• [Listing]
────────────────────

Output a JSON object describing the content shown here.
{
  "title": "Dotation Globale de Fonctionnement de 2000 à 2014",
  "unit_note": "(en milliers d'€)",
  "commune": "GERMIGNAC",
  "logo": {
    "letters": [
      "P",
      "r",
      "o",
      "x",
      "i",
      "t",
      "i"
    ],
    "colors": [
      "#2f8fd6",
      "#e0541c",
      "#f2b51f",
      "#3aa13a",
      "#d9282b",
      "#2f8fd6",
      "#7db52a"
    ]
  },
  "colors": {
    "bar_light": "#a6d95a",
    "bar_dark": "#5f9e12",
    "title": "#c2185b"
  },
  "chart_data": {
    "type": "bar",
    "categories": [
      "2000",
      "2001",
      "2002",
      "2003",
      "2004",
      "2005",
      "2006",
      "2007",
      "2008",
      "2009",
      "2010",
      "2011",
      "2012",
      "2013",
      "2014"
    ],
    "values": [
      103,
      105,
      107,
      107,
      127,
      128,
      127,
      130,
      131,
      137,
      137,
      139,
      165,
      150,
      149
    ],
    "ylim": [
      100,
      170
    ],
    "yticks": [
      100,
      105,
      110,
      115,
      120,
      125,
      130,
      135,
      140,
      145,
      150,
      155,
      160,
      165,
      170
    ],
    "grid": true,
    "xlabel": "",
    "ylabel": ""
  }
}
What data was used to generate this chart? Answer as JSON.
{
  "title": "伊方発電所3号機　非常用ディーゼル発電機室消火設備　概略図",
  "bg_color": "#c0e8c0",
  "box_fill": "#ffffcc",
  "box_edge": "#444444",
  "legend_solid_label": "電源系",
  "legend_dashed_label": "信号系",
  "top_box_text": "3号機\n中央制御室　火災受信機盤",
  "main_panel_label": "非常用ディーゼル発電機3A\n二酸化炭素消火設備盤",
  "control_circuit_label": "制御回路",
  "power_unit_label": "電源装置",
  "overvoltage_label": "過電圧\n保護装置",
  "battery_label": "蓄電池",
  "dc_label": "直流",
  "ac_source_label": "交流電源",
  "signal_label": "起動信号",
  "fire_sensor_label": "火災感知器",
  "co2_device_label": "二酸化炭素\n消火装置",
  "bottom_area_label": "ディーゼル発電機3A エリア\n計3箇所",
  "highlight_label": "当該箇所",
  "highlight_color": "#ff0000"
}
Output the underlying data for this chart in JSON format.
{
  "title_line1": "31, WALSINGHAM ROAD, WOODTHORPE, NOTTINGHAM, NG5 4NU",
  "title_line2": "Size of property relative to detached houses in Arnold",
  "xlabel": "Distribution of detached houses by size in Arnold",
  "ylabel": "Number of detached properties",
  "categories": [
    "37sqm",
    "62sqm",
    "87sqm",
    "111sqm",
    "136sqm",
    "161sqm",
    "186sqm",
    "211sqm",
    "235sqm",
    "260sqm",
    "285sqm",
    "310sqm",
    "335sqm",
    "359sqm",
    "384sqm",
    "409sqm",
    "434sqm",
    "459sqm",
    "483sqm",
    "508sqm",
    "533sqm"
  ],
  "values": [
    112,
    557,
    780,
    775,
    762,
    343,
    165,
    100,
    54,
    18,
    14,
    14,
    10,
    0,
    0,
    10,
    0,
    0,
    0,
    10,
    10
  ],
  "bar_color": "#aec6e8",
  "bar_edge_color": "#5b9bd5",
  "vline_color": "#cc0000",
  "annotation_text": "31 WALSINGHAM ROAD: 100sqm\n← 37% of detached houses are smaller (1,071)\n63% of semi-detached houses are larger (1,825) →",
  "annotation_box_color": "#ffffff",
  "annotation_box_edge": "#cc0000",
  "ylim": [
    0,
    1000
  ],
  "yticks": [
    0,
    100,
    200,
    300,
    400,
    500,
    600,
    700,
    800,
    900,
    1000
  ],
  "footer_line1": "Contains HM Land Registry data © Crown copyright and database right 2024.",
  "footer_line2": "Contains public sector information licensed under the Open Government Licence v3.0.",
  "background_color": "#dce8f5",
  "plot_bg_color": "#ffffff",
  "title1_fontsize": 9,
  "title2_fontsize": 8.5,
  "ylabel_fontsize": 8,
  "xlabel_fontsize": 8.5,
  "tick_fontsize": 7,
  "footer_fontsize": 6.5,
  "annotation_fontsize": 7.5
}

────────────────────

• [Written task] Recopy the entries above exactly, with every line included.

• [Solution for this exercise]
Output a JSON object describing the content shown here.
{
  "title": "Dotation Globale de Fonctionnement de 2000 à 2014",
  "unit_note": "(en milliers d'€)",
  "commune": "GERMIGNAC",
  "logo": {
    "letters": [
      "P",
      "r",
      "o",
      "x",
      "i",
      "t",
      "i"
    ],
    "colors": [
      "#2f8fd6",
      "#e0541c",
      "#f2b51f",
      "#3aa13a",
      "#d9282b",
      "#2f8fd6",
      "#7db52a"
    ]
  },
  "colors": {
    "bar_light": "#a6d95a",
    "bar_dark": "#5f9e12",
    "title": "#c2185b"
  },
  "chart_data": {
    "type": "bar",
    "categories": [
      "2000",
      "2001",
      "2002",
      "2003",
      "2004",
      "2005",
      "2006",
      "2007",
      "2008",
      "2009",
      "2010",
      "2011",
      "2012",
      "2013",
      "2014"
    ],
    "values": [
      103,
      105,
      107,
      107,
      127,
      128,
      127,
      130,
      131,
      137,
      137,
      139,
      165,
      150,
      149
    ],
    "ylim": [
      100,
      170
    ],
    "yticks": [
      100,
      105,
      110,
      115,
      120,
      125,
      130,
      135,
      140,
      145,
      150,
      155,
      160,
      165,
      170
    ],
    "grid": true,
    "xlabel": "",
    "ylabel": ""
  }
}
What data was used to generate this chart? Answer as JSON.
{
  "title": "伊方発電所3号機　非常用ディーゼル発電機室消火設備　概略図",
  "bg_color": "#c0e8c0",
  "box_fill": "#ffffcc",
  "box_edge": "#444444",
  "legend_solid_label": "電源系",
  "legend_dashed_label": "信号系",
  "top_box_text": "3号機\n中央制御室　火災受信機盤",
  "main_panel_label": "非常用ディーゼル発電機3A\n二酸化炭素消火設備盤",
  "control_circuit_label": "制御回路",
  "power_unit_label": "電源装置",
  "overvoltage_label": "過電圧\n保護装置",
  "battery_label": "蓄電池",
  "dc_label": "直流",
  "ac_source_label": "交流電源",
  "signal_label": "起動信号",
  "fire_sensor_label": "火災感知器",
  "co2_device_label": "二酸化炭素\n消火装置",
  "bottom_area_label": "ディーゼル発電機3A エリア\n計3箇所",
  "highlight_label": "当該箇所",
  "highlight_color": "#ff0000"
}
Output the underlying data for this chart in JSON format.
{
  "title_line1": "31, WALSINGHAM ROAD, WOODTHORPE, NOTTINGHAM, NG5 4NU",
  "title_line2": "Size of property relative to detached houses in Arnold",
  "xlabel": "Distribution of detached houses by size in Arnold",
  "ylabel": "Number of detached properties",
  "categories": [
    "37sqm",
    "62sqm",
    "87sqm",
    "111sqm",
    "136sqm",
    "161sqm",
    "186sqm",
    "211sqm",
    "235sqm",
    "260sqm",
    "285sqm",
    "310sqm",
    "335sqm",
    "359sqm",
    "384sqm",
    "409sqm",
    "434sqm",
    "459sqm",
    "483sqm",
    "508sqm",
    "533sqm"
  ],
  "values": [
    112,
    557,
    780,
    775,
    762,
    343,
    165,
    100,
    54,
    18,
    14,
    14,
    10,
    0,
    0,
    10,
    0,
    0,
    0,
    10,
    10
  ],
  "bar_color": "#aec6e8",
  "bar_edge_color": "#5b9bd5",
  "vline_color": "#cc0000",
  "annotation_text": "31 WALSINGHAM ROAD: 100sqm\n← 37% of detached houses are smaller (1,071)\n63% of semi-detached houses are larger (1,825) →",
  "annotation_box_color": "#ffffff",
  "annotation_box_edge": "#cc0000",
  "ylim": [
    0,
    1000
  ],
  "yticks": [
    0,
    100,
    200,
    300,
    400,
    500,
    600,
    700,
    800,
    900,
    1000
  ],
  "footer_line1": "Contains HM Land Registry data © Crown copyright and database right 2024.",
  "footer_line2": "Contains public sector information licensed under the Open Government Licence v3.0.",
  "background_color": "#dce8f5",
  "plot_bg_color": "#ffffff",
  "title1_fontsize": 9,
  "title2_fontsize": 8.5,
  "ylabel_fontsize": 8,
  "xlabel_fontsize": 8.5,
  "tick_fontsize": 7,
  "footer_fontsize": 6.5,
  "annotation_fontsize": 7.5
}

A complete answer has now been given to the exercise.